TEXT BLOCK
>>>>>

Financial Ratio Analysis – Are these the Tools to Uncover Truths & Beyonds of a Company??

What is Financial Ratio?

We all studied Ratios at school. Eventhough we didn’t understand the realtime application of the concept back then, Ratios are pretty much a useful thing to analyse efficency when it comes to finance.

Ever wondered how some investors and traders are always sure about what stocks or companies to put money in? How do they do it? First things first, they research about the company’s fundamentals, and for that they do a thorough financial ratio analysis.

Now what is a financial ratio, and how to do a financial ratio analysis, is what we are going to focus in this article. So keep reading to become an informed investor.

Content:

What is Financial Ratio?

To better understand a business, financial ratios are calculated using data found in financial statements. The data on a company’s financial statements (income statement, balance sheet, and cash flow statement) are used to undertake quantitative analysis and assess liquidity, growth, leverage, profitability, margins, rates of return, value, and other factors.

<<<<<

BRIEF 1
Decide whether each statement agrees with the financial ratio article above, answering yes or no and quoting the words from the article that settle it: (a) Financial ratios are calculated using data found in financial statements. (b) The cash flow statement is listed as one of the financial statements. (c) Investors begin by studying stock price charts before looking at a company.
BRIEF 2
Please reproduce the passage of the financial ratio article starting with "Now what is" and going on through "an informed investor.".
BRIEF 3
In one to three sentences, state why the financial ratio article says financial ratios are calculated from financial statement data.

DATASET CONTENT

>>>>>

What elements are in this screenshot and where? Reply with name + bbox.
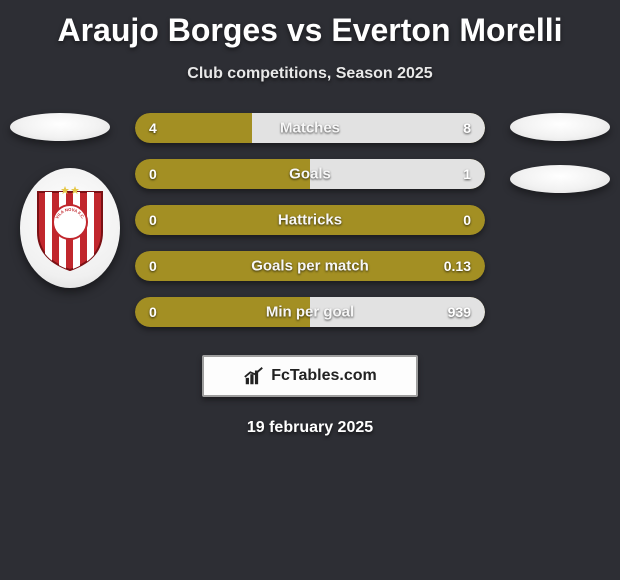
comparison-panel: VILA NOVA F.C. 4 Matches 8 0 Goals 1 0 Hattrick… — [0, 113, 620, 343]
stat-row: 0 Goals 1 — [135, 159, 485, 189]
player-right-oval-1 — [510, 113, 610, 141]
stat-value-left: 0 — [149, 212, 157, 228]
logo-text: FcTables.com — [271, 367, 377, 385]
stat-label: Goals — [289, 166, 331, 183]
page-title: Araujo Borges vs Everton Morelli — [0, 0, 620, 49]
stat-value-right: 8 — [463, 120, 471, 136]
stat-row: 0 Hattricks 0 — [135, 205, 485, 235]
bar-right-fill — [310, 159, 485, 189]
stat-value-left: 4 — [149, 120, 157, 136]
stat-value-left: 0 — [149, 258, 157, 274]
stat-row: 0 Goals per match 0.13 — [135, 251, 485, 281]
player-right-oval-2 — [510, 165, 610, 193]
stat-value-right: 939 — [448, 304, 471, 320]
subtitle: Club competitions, Season 2025 — [0, 65, 620, 83]
stat-row: 4 Matches 8 — [135, 113, 485, 143]
stat-label: Goals per match — [251, 258, 369, 275]
date-label: 19 february 2025 — [0, 419, 620, 437]
stat-value-right: 1 — [463, 166, 471, 182]
stat-bars: 4 Matches 8 0 Goals 1 0 Hattricks 0 0 Goals per ma… — [135, 113, 485, 343]
fctables-logo: FcTables.com — [202, 355, 418, 397]
stat-value-right: 0 — [463, 212, 471, 228]
shield-icon: VILA NOVA F.C. — [33, 184, 107, 272]
stat-value-left: 0 — [149, 304, 157, 320]
stat-row: 0 Min per goal 939 — [135, 297, 485, 327]
player-left-oval-1 — [10, 113, 110, 141]
chart-icon — [243, 365, 265, 387]
stat-value-left: 0 — [149, 166, 157, 182]
stat-label: Hattricks — [278, 212, 342, 229]
stat-value-right: 0.13 — [444, 258, 471, 274]
stat-label: Matches — [280, 120, 340, 137]
club-shield: VILA NOVA F.C. — [20, 168, 120, 288]
stat-label: Min per goal — [266, 304, 354, 321]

<<<<<

WRITTEN RESPONSE 1
(a) Yes: "financial ratios are calculated using data found in financial statements"
(b) Yes: "(income statement, balance sheet, and cash flow statement)"
(c) No: "First things first, they research about the company’s fundamentals"

WRITTEN RESPONSE 2
Now what is a financial ratio, and how to do a financial ratio analysis, is what we are going to focus in this article. So keep reading to become an informed investor.

WRITTEN RESPONSE 3
Financial ratios are calculated to better understand a business. The data from the income statement, balance sheet, and cash flow statement are used for quantitative analysis. That analysis assesses liquidity, growth, leverage, profitability, margins, rates of return, value, and other factors.